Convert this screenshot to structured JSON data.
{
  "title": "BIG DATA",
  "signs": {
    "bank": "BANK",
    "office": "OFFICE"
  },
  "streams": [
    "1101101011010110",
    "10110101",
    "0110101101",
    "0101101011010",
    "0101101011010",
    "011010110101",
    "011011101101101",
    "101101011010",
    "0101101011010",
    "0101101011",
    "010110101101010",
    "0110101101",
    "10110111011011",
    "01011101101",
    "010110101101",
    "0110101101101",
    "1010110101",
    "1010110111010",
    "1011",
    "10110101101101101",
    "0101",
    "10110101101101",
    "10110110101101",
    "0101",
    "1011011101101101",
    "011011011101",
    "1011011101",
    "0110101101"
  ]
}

○ ○ ○ ○ ○ ○ ○

* [Written problem]:
The records above must be repeated exactly, every one of them.

* [Written response]:
Convert this screenshot to structured JSON data.
{
  "title": "BIG DATA",
  "signs": {
    "bank": "BANK",
    "office": "OFFICE"
  },
  "streams": [
    "1101101011010110",
    "10110101",
    "0110101101",
    "0101101011010",
    "0101101011010",
    "011010110101",
    "011011101101101",
    "101101011010",
    "0101101011010",
    "0101101011",
    "010110101101010",
    "0110101101",
    "10110111011011",
    "01011101101",
    "010110101101",
    "0110101101101",
    "1010110101",
    "1010110111010",
    "1011",
    "10110101101101101",
    "0101",
    "10110101101101",
    "10110110101101",
    "0101",
    "1011011101101101",
    "011011011101",
    "1011011101",
    "0110101101"
  ]
}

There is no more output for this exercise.